Task description |
Make an exact copy of the entries, and keep any pictures out of it.

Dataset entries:

+++++

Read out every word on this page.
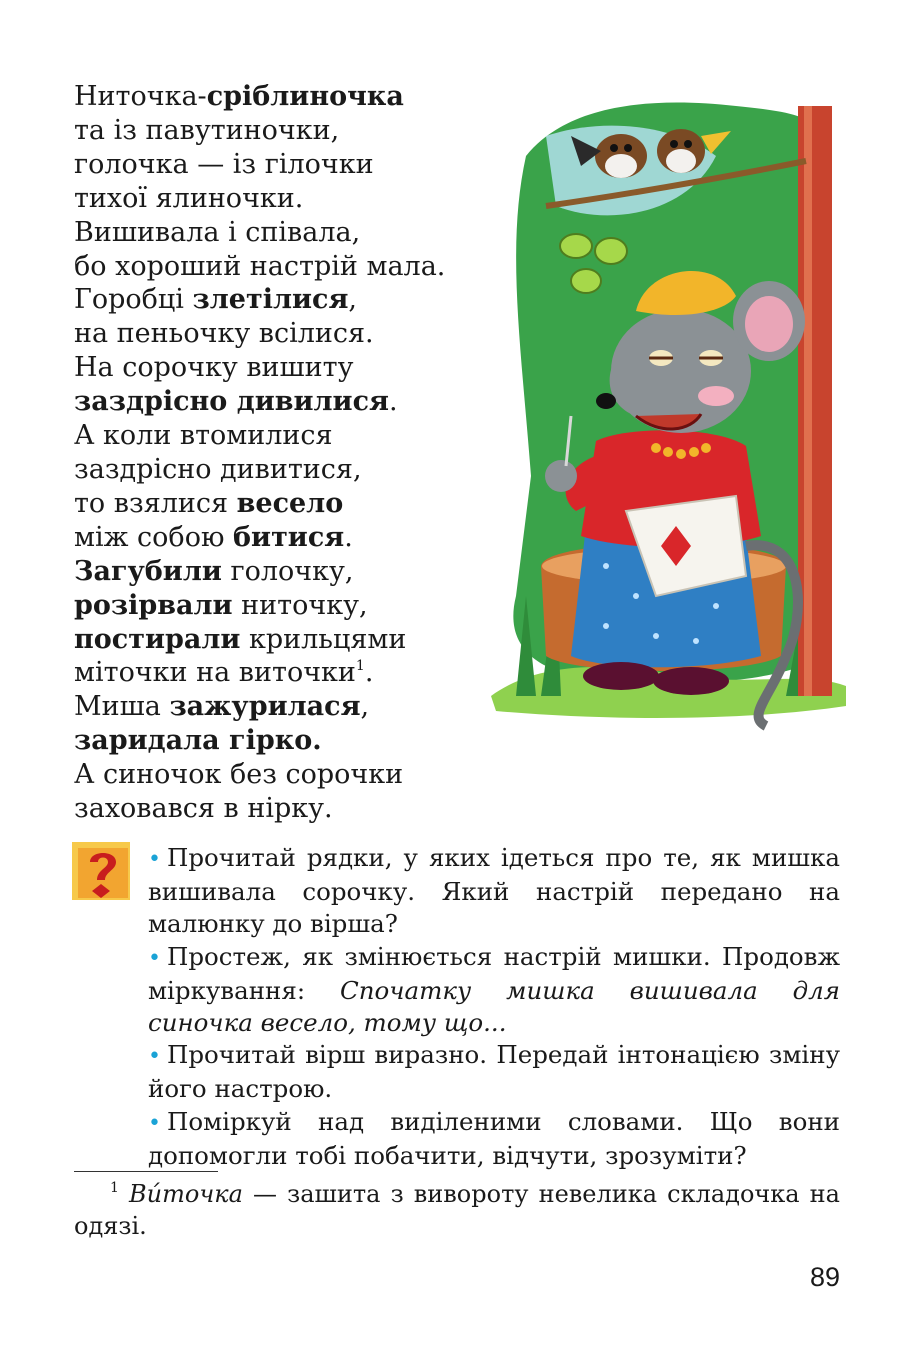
Ниточка-сріблиночка
та із павутиночки,
голочка — із гілочки
тихої ялиночки.
Вишивала і співала,
бо хороший настрій мала.
Горобці злетілися,
на пеньочку всілися.
На сорочку вишиту
заздрісно дивилися.
А коли втомилися
заздрісно дивитися,
то взялися весело
між собою битися.
Загубили голочку,
розірвали ниточку,
постирали крильцями
міточки на виточки$^1$.
Миша зажурилася,
заридала гірко.
А синочок без сорочки
заховався в нірку.
• Прочитай рядки, у яких ідеться про те, як мишка вишивала сорочку. Який настрій передано на малюнку до вірша?
• Простеж, як змінюється настрій мишки. Продовж міркування: Спочатку мишка вишивала для синочка весело, тому що...
• Прочитай вірш виразно. Передай інтонацією зміну його настрою.
• Поміркуй над виділеними словами. Що вони допомогли тобі побачити, відчути, зрозуміти?
$^1$ Ви́точка — зашита з вивороту невелика складочка на одязі.
89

+++++

Output for this exercise |
Read out every word on this page.
Ниточка-сріблиночка
та із павутиночки,
голочка — із гілочки
тихої ялиночки.
Вишивала і співала,
бо хороший настрій мала.
Горобці злетілися,
на пеньочку всілися.
На сорочку вишиту
заздрісно дивилися.
А коли втомилися
заздрісно дивитися,
то взялися весело
між собою битися.
Загубили голочку,
розірвали ниточку,
постирали крильцями
міточки на виточки$^1$.
Миша зажурилася,
заридала гірко.
А синочок без сорочки
заховався в нірку.
• Прочитай рядки, у яких ідеться про те, як мишка вишивала сорочку. Який настрій передано на малюнку до вірша?
• Простеж, як змінюється настрій мишки. Продовж міркування: Спочатку мишка вишивала для синочка весело, тому що...
• Прочитай вірш виразно. Передай інтонацією зміну його настрою.
• Поміркуй над виділеними словами. Що вони допомогли тобі побачити, відчути, зрозуміти?
$^1$ Ви́точка — зашита з вивороту невелика складочка на одязі.
89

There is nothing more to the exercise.